▶ Extrait:
Peut-on faire comme les mannequins dans les pubs ?

Style

Les modèles dans les publicités de vêtements s’habillent de manière très calculée, non sans nous faire succomber parfois à la tentation de l’imitation ou de l’achat. Mais peut-on vraiment faire comme eux ?

Par Guillaume Barki,

Je vous invite aujourd’hui à rentrer dans une science de l’habillement assez atypique : celle des mannequins dans les publicités de prêt-à-porter. Et pour commencer, il faut tout d’abord avoir en tête une donnée logique mais essentielle : l'aspect commercial d’une photo de mode.

Pour faire simple, le mannequin doit se fait désirer. Tout d’abord par sa beauté plastique, mais aussi par ses habits – et c’est évidemment ce dernier aspect qui nous intéresse. La technique consiste à jouer sur une succession de détails qui doivent attirer notre attention, aussi bien sur le choix de ce qu’il porte que sur la manière dont il le porte.

Il y a les techniques simples, que vous connaissez sûrement, comme le motif épileptique. Le but, dans le cas présent, est simplement d’attirer l’œil. Peu importe l’efficacité du haut qui interpelle ici, on capte l’attention grossièrement. L’œil du public peut ensuite éventuellement se déplacer sur d’autres pièces.

L’hybride, ce fantasme

La tentative de l’hybride est aussi récurrente, dans les fameuses « 10 leçons » de GQ par exemple. Ici, l’idée est d’essayer de conforter deux lectorats. En l’occurrence un public au style business ou preppy, et un autre plus geek voire streetwear doivent se retrouver dans ce photoshooting.

▶ Consignes à suivre:
Poursuivez l'article sur les mannequins des publicités de vêtements à la suite de sa dernière phrase.

▶ Données fournies:
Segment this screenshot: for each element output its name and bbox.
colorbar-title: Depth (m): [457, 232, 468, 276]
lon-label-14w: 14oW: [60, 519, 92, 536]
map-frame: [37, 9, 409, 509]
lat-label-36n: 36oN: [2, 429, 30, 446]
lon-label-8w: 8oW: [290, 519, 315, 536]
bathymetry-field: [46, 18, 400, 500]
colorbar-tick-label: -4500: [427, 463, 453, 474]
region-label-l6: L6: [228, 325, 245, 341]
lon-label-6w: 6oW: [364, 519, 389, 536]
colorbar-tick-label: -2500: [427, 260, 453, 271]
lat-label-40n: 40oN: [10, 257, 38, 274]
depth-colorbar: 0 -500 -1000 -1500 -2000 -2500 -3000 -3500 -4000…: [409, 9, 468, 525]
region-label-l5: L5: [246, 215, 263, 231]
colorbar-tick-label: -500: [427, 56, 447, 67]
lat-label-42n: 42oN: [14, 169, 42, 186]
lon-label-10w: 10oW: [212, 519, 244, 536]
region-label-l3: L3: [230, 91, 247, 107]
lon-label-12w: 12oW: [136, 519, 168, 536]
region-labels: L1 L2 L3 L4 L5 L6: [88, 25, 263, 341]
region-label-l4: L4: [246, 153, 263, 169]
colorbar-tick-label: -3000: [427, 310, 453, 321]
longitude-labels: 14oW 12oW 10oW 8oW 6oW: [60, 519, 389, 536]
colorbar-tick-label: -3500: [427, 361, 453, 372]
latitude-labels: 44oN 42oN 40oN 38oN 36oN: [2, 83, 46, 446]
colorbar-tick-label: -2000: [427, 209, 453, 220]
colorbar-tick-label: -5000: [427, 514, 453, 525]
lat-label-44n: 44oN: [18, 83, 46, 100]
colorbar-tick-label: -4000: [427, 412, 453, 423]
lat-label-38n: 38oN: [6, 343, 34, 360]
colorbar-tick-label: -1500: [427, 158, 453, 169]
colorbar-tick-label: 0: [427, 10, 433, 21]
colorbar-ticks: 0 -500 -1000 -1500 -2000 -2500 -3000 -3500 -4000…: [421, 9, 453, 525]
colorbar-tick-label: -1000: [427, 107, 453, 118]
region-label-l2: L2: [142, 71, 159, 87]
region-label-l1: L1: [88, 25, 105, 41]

▶ Corrigé de l'exercice:
Dans la pratique, la tentative de l’hybride est périlleuse. Le seul endroit où elle est globalement payante, c’est en soirée – combien d’affaires de bureaux n’avons-nous pas mixé avec des pièces plus casual ?

Le pantalon court

L’hybride joue aussi sur l’effet de contradiction. Cela lui permet de vous proposer des assemblages inédits comme porter des chevilles à nu en hiver. Il se marie donc aisément avec un autre marronnier du mannequinat de fringues : le pantalon trop court. Et si la tendance est passée depuis les années 1980, elle demeure un incontournable dans le domaine de la photo mode.

Clément Chabernaud photographié par Jamie Hawkesworth pour la campagne « De Fursac : Printemps-été 2014 »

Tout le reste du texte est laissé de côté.